§ Material provided
________________________

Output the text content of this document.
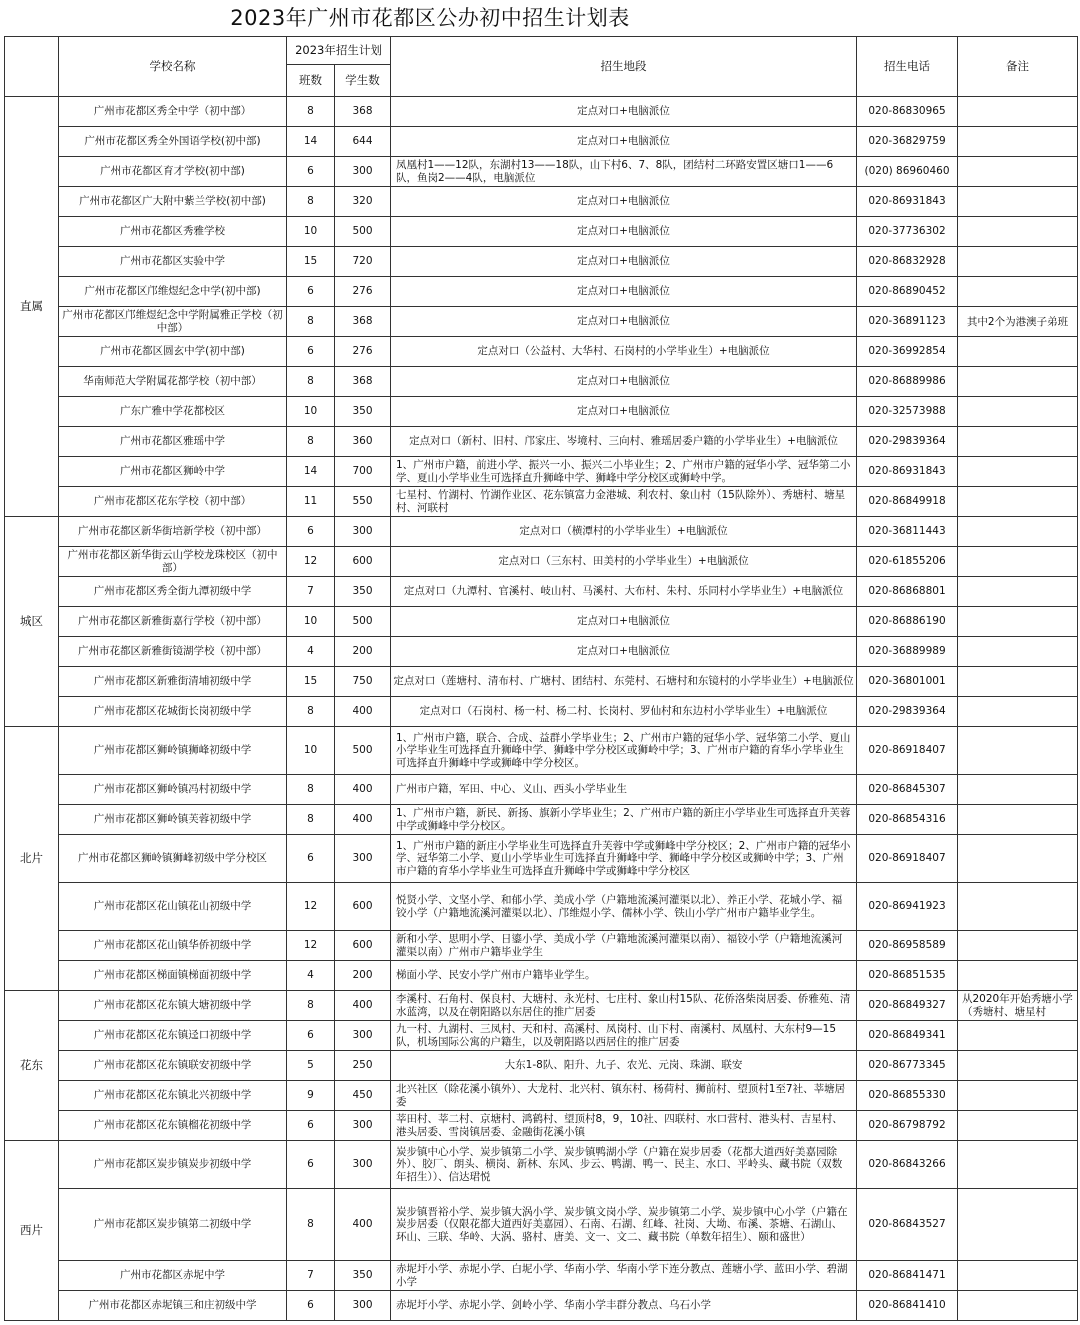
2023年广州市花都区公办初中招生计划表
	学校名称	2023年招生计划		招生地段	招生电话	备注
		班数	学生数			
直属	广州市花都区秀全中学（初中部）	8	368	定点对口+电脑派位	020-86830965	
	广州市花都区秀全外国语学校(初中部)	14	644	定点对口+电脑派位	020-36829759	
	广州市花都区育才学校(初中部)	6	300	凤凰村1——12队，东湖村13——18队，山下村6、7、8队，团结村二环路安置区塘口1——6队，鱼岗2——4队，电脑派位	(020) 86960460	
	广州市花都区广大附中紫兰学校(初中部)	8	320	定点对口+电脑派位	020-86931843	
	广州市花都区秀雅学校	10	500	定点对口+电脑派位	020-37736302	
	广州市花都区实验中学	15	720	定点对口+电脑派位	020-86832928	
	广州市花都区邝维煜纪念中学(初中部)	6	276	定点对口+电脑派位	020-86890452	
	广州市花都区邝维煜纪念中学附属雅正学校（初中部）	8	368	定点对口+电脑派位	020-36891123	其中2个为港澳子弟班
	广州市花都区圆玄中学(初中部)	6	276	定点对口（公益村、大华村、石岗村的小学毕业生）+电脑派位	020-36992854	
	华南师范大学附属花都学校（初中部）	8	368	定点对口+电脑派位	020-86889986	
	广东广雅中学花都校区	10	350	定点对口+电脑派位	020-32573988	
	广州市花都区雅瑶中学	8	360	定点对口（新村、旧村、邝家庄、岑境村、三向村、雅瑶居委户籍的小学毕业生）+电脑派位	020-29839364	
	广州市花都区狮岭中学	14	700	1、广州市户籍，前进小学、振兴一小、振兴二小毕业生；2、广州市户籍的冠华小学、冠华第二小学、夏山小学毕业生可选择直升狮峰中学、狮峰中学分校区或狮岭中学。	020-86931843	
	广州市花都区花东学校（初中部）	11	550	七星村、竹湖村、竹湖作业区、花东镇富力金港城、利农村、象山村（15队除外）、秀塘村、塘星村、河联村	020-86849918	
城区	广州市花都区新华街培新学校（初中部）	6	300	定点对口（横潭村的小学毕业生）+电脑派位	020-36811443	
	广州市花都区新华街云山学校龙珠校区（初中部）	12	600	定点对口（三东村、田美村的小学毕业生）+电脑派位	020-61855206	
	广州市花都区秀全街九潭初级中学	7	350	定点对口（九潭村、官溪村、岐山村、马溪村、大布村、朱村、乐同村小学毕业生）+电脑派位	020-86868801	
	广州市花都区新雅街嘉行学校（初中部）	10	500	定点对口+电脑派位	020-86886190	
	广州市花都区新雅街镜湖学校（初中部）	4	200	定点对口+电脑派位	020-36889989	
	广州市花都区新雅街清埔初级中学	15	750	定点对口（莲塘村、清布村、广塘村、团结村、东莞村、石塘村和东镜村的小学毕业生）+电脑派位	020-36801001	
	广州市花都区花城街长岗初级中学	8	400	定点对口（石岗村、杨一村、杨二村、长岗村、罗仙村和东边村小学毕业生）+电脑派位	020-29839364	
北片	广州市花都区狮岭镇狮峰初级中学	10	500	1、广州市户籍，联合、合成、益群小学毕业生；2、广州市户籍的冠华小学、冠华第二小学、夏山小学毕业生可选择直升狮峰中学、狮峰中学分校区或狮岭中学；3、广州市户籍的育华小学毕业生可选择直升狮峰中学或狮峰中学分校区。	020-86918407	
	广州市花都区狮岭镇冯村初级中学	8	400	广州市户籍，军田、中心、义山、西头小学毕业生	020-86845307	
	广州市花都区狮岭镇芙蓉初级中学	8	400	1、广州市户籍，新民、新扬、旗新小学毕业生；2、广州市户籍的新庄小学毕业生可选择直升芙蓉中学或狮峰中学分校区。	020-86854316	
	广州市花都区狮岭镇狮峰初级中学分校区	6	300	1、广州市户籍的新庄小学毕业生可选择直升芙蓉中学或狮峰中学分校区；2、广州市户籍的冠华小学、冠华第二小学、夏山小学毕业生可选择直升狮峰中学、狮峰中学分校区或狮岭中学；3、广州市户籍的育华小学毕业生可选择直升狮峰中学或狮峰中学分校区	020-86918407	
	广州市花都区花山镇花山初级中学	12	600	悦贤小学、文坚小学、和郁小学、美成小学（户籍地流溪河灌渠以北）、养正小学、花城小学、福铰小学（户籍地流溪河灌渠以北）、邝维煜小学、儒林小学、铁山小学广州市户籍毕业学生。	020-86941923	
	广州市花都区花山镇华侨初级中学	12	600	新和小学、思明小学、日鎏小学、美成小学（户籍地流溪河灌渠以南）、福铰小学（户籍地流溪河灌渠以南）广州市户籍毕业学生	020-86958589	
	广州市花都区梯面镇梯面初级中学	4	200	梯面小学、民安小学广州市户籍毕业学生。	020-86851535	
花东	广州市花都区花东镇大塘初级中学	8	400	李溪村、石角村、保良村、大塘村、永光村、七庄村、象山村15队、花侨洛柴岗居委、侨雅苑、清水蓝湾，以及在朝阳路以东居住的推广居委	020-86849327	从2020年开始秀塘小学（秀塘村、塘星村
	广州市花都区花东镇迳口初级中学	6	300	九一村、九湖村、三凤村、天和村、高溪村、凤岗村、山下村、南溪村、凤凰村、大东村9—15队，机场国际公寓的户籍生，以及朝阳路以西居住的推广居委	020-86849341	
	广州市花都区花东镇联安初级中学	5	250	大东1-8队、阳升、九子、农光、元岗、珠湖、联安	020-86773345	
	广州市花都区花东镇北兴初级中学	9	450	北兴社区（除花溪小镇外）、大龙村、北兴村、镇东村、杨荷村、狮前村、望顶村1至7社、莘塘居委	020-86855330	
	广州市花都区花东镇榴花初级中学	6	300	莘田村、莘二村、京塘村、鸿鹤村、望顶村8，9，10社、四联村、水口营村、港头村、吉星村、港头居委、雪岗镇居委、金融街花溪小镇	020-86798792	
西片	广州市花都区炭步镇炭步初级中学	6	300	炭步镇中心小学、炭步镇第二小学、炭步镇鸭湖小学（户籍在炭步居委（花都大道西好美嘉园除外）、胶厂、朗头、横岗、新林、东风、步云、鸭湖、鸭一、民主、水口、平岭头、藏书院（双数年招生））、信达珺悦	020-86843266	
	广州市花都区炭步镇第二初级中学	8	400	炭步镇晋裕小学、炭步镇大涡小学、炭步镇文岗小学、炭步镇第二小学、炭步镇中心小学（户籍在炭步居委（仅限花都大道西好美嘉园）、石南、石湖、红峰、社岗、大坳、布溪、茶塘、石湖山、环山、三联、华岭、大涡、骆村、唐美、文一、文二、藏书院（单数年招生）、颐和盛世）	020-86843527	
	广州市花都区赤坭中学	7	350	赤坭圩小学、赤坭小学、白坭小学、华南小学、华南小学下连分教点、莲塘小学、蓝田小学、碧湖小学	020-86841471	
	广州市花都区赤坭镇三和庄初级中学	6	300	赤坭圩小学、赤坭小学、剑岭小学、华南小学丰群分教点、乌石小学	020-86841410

________________________

Output every entry word for word, but omit the pictures.

Output the text content of this document.
2023年广州市花都区公办初中招生计划表
	学校名称	2023年招生计划		招生地段	招生电话	备注
		班数	学生数			
直属	广州市花都区秀全中学（初中部）	8	368	定点对口+电脑派位	020-86830965	
	广州市花都区秀全外国语学校(初中部)	14	644	定点对口+电脑派位	020-36829759	
	广州市花都区育才学校(初中部)	6	300	凤凰村1——12队，东湖村13——18队，山下村6、7、8队，团结村二环路安置区塘口1——6队，鱼岗2——4队，电脑派位	(020) 86960460	
	广州市花都区广大附中紫兰学校(初中部)	8	320	定点对口+电脑派位	020-86931843	
	广州市花都区秀雅学校	10	500	定点对口+电脑派位	020-37736302	
	广州市花都区实验中学	15	720	定点对口+电脑派位	020-86832928	
	广州市花都区邝维煜纪念中学(初中部)	6	276	定点对口+电脑派位	020-86890452	
	广州市花都区邝维煜纪念中学附属雅正学校（初中部）	8	368	定点对口+电脑派位	020-36891123	其中2个为港澳子弟班
	广州市花都区圆玄中学(初中部)	6	276	定点对口（公益村、大华村、石岗村的小学毕业生）+电脑派位	020-36992854	
	华南师范大学附属花都学校（初中部）	8	368	定点对口+电脑派位	020-86889986	
	广东广雅中学花都校区	10	350	定点对口+电脑派位	020-32573988	
	广州市花都区雅瑶中学	8	360	定点对口（新村、旧村、邝家庄、岑境村、三向村、雅瑶居委户籍的小学毕业生）+电脑派位	020-29839364	
	广州市花都区狮岭中学	14	700	1、广州市户籍，前进小学、振兴一小、振兴二小毕业生；2、广州市户籍的冠华小学、冠华第二小学、夏山小学毕业生可选择直升狮峰中学、狮峰中学分校区或狮岭中学。	020-86931843	
	广州市花都区花东学校（初中部）	11	550	七星村、竹湖村、竹湖作业区、花东镇富力金港城、利农村、象山村（15队除外）、秀塘村、塘星村、河联村	020-86849918	
城区	广州市花都区新华街培新学校（初中部）	6	300	定点对口（横潭村的小学毕业生）+电脑派位	020-36811443	
	广州市花都区新华街云山学校龙珠校区（初中部）	12	600	定点对口（三东村、田美村的小学毕业生）+电脑派位	020-61855206	
	广州市花都区秀全街九潭初级中学	7	350	定点对口（九潭村、官溪村、岐山村、马溪村、大布村、朱村、乐同村小学毕业生）+电脑派位	020-86868801	
	广州市花都区新雅街嘉行学校（初中部）	10	500	定点对口+电脑派位	020-86886190	
	广州市花都区新雅街镜湖学校（初中部）	4	200	定点对口+电脑派位	020-36889989	
	广州市花都区新雅街清埔初级中学	15	750	定点对口（莲塘村、清布村、广塘村、团结村、东莞村、石塘村和东镜村的小学毕业生）+电脑派位	020-36801001	
	广州市花都区花城街长岗初级中学	8	400	定点对口（石岗村、杨一村、杨二村、长岗村、罗仙村和东边村小学毕业生）+电脑派位	020-29839364	
北片	广州市花都区狮岭镇狮峰初级中学	10	500	1、广州市户籍，联合、合成、益群小学毕业生；2、广州市户籍的冠华小学、冠华第二小学、夏山小学毕业生可选择直升狮峰中学、狮峰中学分校区或狮岭中学；3、广州市户籍的育华小学毕业生可选择直升狮峰中学或狮峰中学分校区。	020-86918407	
	广州市花都区狮岭镇冯村初级中学	8	400	广州市户籍，军田、中心、义山、西头小学毕业生	020-86845307	
	广州市花都区狮岭镇芙蓉初级中学	8	400	1、广州市户籍，新民、新扬、旗新小学毕业生；2、广州市户籍的新庄小学毕业生可选择直升芙蓉中学或狮峰中学分校区。	020-86854316	
	广州市花都区狮岭镇狮峰初级中学分校区	6	300	1、广州市户籍的新庄小学毕业生可选择直升芙蓉中学或狮峰中学分校区；2、广州市户籍的冠华小学、冠华第二小学、夏山小学毕业生可选择直升狮峰中学、狮峰中学分校区或狮岭中学；3、广州市户籍的育华小学毕业生可选择直升狮峰中学或狮峰中学分校区	020-86918407	
	广州市花都区花山镇花山初级中学	12	600	悦贤小学、文坚小学、和郁小学、美成小学（户籍地流溪河灌渠以北）、养正小学、花城小学、福铰小学（户籍地流溪河灌渠以北）、邝维煜小学、儒林小学、铁山小学广州市户籍毕业学生。	020-86941923	
	广州市花都区花山镇华侨初级中学	12	600	新和小学、思明小学、日鎏小学、美成小学（户籍地流溪河灌渠以南）、福铰小学（户籍地流溪河灌渠以南）广州市户籍毕业学生	020-86958589	
	广州市花都区梯面镇梯面初级中学	4	200	梯面小学、民安小学广州市户籍毕业学生。	020-86851535	
花东	广州市花都区花东镇大塘初级中学	8	400	李溪村、石角村、保良村、大塘村、永光村、七庄村、象山村15队、花侨洛柴岗居委、侨雅苑、清水蓝湾，以及在朝阳路以东居住的推广居委	020-86849327	从2020年开始秀塘小学（秀塘村、塘星村
	广州市花都区花东镇迳口初级中学	6	300	九一村、九湖村、三凤村、天和村、高溪村、凤岗村、山下村、南溪村、凤凰村、大东村9—15队，机场国际公寓的户籍生，以及朝阳路以西居住的推广居委	020-86849341	
	广州市花都区花东镇联安初级中学	5	250	大东1-8队、阳升、九子、农光、元岗、珠湖、联安	020-86773345	
	广州市花都区花东镇北兴初级中学	9	450	北兴社区（除花溪小镇外）、大龙村、北兴村、镇东村、杨荷村、狮前村、望顶村1至7社、莘塘居委	020-86855330	
	广州市花都区花东镇榴花初级中学	6	300	莘田村、莘二村、京塘村、鸿鹤村、望顶村8，9，10社、四联村、水口营村、港头村、吉星村、港头居委、雪岗镇居委、金融街花溪小镇	020-86798792	
西片	广州市花都区炭步镇炭步初级中学	6	300	炭步镇中心小学、炭步镇第二小学、炭步镇鸭湖小学（户籍在炭步居委（花都大道西好美嘉园除外）、胶厂、朗头、横岗、新林、东风、步云、鸭湖、鸭一、民主、水口、平岭头、藏书院（双数年招生））、信达珺悦	020-86843266	
	广州市花都区炭步镇第二初级中学	8	400	炭步镇晋裕小学、炭步镇大涡小学、炭步镇文岗小学、炭步镇第二小学、炭步镇中心小学（户籍在炭步居委（仅限花都大道西好美嘉园）、石南、石湖、红峰、社岗、大坳、布溪、茶塘、石湖山、环山、三联、华岭、大涡、骆村、唐美、文一、文二、藏书院（单数年招生）、颐和盛世）	020-86843527	
	广州市花都区赤坭中学	7	350	赤坭圩小学、赤坭小学、白坭小学、华南小学、华南小学下连分教点、莲塘小学、蓝田小学、碧湖小学	020-86841471	
	广州市花都区赤坭镇三和庄初级中学	6	300	赤坭圩小学、赤坭小学、剑岭小学、华南小学丰群分教点、乌石小学	020-86841410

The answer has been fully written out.